====== Text provided
This inconsistency in governmental approach, as well as external pressures and complex dynamics within communities, have been challenges for many AMPRs, but they remain a crucial alternative to top-down, exclusionary conservation imposed by the state or some NGOs.
The power of cooperatives
Guaranteeing the health of small-scale fisherperson's organizations is essential to ensure the maintenance of artisanal fishing activity, and having their voice heard in decision-making spaces. There has been a promotion of different organizational forms, with fisher associations and fisher cooperatives being two of the most common.
One of the first in Costa Rica, the Tarcoles fisher cooperative is a good example of what such mobilization can achieve. Their collective voice and negotiation power enable much higher returns for their catch, more equitable distribution of benefits within the community, finances for setting up fish processing and storage facilities, and employing people (from within the community) as administrators and managers (Aaron Chacon being one). The cooperative has also been maintaining records of the catch, including the male-female ratio, which is an important database for research on sustainability. It enables greater interaction with the outside world, bringing important news and information to the community and transmitting local voices to national and global levels.
It was the power of the Tarcoles cooperative that forced the government to stop trawling (a highly destructive fishery activity by industrial-scale fishers) in the sea, reserving the area up to 3 miles from the shore for local fishers. This was first at Tarcoles and then, by a pronouncement of the Costa Rican Constitutional Chamber, throughout the country in 2013.
In all this, as Aaron Chacon acknowledged, CoopeSoliDar R.L. has been a major enabler. Its reach to national and global centres of decision-making has been crucial. However, as Vivienne Solis of CoopeSoliDar R.L. acknowledges, the Tarcoles cooperative was already active before CoopeSolidar was set up, and was one of the inspirations for her and her colleagues taking up such work.
============
====== Information given
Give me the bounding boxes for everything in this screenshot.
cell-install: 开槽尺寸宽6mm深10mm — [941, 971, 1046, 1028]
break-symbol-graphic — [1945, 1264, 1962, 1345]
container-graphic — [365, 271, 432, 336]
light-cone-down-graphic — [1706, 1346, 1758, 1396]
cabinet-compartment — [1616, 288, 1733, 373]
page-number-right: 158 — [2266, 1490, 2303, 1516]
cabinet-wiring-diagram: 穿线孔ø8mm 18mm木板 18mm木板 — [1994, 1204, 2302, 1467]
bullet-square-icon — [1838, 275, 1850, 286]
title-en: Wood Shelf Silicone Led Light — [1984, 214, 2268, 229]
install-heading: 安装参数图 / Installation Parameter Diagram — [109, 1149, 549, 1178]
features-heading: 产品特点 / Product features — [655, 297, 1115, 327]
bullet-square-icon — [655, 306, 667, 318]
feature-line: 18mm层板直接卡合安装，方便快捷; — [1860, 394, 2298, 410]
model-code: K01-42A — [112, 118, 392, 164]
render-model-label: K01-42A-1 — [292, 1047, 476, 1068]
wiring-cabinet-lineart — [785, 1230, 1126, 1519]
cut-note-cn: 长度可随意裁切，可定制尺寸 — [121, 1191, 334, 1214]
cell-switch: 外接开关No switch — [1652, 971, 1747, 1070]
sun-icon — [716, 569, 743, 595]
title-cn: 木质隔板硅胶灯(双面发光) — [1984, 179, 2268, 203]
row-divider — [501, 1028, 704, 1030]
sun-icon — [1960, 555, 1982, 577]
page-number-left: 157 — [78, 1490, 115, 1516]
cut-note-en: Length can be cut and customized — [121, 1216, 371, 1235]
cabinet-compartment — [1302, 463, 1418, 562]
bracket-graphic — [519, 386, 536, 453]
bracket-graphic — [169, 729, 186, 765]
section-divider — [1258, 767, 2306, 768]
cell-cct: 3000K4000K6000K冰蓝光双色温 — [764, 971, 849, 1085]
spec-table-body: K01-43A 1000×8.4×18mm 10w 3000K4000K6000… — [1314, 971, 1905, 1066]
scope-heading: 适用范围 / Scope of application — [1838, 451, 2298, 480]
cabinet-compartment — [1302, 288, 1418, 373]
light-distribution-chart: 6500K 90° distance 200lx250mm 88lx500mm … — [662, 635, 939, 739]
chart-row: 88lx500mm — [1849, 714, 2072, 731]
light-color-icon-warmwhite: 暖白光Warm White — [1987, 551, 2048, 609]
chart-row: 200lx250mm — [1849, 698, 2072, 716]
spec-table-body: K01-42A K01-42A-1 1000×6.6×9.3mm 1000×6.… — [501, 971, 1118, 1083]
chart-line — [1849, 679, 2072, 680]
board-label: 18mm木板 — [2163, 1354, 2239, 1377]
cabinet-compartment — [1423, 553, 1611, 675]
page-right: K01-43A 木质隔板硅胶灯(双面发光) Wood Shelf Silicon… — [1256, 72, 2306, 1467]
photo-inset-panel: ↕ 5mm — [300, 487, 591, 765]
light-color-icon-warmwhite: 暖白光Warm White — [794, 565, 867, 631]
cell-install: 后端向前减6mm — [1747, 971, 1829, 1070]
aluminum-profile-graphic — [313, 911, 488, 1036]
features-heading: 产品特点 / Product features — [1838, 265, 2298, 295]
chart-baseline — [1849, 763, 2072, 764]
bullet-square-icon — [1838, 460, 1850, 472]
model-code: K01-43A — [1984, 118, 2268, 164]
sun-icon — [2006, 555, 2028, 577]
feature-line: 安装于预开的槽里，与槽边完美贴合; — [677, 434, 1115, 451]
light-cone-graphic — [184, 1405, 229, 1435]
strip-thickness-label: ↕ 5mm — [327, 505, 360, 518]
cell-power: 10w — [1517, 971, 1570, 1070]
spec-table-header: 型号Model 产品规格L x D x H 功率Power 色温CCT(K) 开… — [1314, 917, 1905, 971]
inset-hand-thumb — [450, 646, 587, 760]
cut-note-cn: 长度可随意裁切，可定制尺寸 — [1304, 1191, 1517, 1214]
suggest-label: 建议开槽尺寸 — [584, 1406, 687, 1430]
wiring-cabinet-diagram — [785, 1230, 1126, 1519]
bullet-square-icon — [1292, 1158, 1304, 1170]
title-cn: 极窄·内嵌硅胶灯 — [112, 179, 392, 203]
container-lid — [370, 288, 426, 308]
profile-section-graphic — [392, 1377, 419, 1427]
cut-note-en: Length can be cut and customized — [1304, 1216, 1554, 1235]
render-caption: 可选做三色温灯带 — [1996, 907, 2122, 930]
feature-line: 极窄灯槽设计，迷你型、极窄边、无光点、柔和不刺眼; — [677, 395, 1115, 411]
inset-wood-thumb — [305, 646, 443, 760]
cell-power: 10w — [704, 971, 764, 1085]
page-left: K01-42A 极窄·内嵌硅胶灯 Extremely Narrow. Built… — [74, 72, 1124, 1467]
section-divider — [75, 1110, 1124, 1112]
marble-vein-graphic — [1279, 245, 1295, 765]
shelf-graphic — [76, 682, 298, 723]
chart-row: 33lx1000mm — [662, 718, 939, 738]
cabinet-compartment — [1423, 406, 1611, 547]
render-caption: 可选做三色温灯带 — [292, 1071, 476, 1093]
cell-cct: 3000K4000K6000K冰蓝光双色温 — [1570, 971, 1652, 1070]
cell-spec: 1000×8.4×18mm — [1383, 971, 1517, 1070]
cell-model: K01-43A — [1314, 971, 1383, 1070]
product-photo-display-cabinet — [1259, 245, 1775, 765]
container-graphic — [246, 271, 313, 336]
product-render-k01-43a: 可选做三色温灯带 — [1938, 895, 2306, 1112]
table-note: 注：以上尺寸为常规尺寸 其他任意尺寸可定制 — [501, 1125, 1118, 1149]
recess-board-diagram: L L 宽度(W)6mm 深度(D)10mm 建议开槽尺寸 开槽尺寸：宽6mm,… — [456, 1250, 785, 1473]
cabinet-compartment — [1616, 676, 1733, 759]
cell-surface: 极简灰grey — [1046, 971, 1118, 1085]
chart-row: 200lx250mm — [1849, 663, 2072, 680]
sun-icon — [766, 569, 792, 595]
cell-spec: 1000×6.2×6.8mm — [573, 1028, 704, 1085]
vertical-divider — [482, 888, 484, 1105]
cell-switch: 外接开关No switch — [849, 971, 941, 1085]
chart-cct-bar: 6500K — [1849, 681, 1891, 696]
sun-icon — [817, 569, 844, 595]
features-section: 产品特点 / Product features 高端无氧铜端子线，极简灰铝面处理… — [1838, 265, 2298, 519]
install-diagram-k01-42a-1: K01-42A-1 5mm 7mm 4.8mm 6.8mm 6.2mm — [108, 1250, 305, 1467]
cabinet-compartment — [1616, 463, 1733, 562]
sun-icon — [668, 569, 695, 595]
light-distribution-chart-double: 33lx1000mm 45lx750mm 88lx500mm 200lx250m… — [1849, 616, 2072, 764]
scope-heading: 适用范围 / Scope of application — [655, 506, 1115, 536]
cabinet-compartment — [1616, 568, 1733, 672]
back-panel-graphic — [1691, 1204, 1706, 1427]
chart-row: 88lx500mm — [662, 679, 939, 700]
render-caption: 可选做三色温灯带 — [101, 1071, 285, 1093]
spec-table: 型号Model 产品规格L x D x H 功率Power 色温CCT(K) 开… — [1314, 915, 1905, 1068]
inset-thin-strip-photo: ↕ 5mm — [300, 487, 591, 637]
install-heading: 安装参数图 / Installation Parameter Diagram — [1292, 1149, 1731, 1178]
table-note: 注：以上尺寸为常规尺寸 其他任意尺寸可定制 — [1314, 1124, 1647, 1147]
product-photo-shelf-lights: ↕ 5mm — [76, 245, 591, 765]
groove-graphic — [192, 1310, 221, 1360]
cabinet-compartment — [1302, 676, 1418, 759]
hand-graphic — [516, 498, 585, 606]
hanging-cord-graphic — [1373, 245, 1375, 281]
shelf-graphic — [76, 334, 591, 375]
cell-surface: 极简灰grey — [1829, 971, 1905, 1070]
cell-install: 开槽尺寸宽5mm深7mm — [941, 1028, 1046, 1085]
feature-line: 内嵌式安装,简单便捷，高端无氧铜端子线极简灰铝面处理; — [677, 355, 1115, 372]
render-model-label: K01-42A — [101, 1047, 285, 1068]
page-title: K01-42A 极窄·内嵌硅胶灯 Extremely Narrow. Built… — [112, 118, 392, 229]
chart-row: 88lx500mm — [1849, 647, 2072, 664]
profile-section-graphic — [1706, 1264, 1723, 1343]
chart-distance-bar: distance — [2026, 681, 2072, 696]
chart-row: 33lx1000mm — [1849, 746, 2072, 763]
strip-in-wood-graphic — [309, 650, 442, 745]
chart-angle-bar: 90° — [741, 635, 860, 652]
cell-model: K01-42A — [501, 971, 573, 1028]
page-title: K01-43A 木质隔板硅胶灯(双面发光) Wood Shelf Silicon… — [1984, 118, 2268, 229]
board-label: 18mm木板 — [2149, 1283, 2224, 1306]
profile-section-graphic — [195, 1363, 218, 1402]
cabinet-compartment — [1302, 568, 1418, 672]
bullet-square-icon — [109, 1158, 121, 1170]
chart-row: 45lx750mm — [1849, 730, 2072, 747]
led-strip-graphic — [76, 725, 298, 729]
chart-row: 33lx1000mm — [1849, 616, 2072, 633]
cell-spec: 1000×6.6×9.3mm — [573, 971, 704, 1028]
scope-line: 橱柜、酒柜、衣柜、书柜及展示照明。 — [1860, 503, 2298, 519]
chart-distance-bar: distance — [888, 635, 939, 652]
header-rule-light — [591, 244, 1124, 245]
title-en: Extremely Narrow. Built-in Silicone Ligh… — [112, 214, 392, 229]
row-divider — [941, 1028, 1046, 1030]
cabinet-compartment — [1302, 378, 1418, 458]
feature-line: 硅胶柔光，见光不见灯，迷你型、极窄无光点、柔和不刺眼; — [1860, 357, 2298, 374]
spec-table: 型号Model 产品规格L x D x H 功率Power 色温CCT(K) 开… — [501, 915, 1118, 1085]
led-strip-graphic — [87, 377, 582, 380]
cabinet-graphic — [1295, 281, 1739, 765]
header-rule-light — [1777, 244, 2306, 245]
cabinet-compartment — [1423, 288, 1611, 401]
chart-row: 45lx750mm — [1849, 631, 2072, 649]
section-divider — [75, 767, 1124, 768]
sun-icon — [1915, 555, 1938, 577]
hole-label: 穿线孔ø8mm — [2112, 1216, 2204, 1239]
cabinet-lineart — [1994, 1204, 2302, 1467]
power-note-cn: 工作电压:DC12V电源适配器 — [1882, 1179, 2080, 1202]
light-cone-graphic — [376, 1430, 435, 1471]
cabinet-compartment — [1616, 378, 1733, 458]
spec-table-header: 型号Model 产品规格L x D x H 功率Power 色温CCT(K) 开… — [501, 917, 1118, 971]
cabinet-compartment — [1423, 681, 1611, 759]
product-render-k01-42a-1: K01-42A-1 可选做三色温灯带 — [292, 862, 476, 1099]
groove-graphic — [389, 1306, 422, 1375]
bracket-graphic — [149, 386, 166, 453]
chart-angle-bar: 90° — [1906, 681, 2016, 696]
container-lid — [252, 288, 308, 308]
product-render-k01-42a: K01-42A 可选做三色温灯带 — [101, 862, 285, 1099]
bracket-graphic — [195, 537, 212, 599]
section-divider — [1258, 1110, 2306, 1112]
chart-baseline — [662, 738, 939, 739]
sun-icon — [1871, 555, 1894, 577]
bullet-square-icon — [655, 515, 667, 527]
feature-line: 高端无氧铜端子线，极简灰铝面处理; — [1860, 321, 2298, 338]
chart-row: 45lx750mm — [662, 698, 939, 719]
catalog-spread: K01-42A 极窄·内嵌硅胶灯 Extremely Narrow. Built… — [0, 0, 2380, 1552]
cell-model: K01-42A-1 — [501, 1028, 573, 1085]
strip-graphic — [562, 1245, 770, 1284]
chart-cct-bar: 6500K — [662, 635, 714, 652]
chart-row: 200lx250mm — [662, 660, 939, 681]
============
Task item A
Decide whether each statement agrees with the fisher cooperatives text above, answering yes or no and quoting the words that decide it: (i) Trawling was stopped throughout Costa Rica in 2013. (ii) The Tarcoles cooperative was set up after CoopeSoliDar R.L. (iii) The cooperative's catch records include the male-female ratio.
Task item B
Retype the part of the fisher cooperatives text that starts with "This inconsistency in" and goes on through "the most common.".
Task item C
According to the fisher cooperatives text, how far from the shore is the area reserved for local fishers?

Answer A
(i) Yes: "throughout the country in 2013."
(ii) No: "the Tarcoles cooperative was already active before CoopeSolidar was set up"
(iii) Yes: "maintaining records of the catch, including the male-female ratio"

Answer B
This inconsistency in governmental approach, as well as external pressures and complex dynamics within communities, have been challenges for many AMPRs, but they remain a crucial alternative to top-down, exclusionary conservation imposed by the state or some NGOs.
The power of cooperatives
Guaranteeing the health of small-scale fisherperson's organizations is essential to ensure the maintenance of artisanal fishing activity, and having their voice heard in decision-making spaces. There has been a promotion of different organizational forms, with fisher associations and fisher cooperatives being two of the most common.

Answer C
Up to 3 miles from the shore.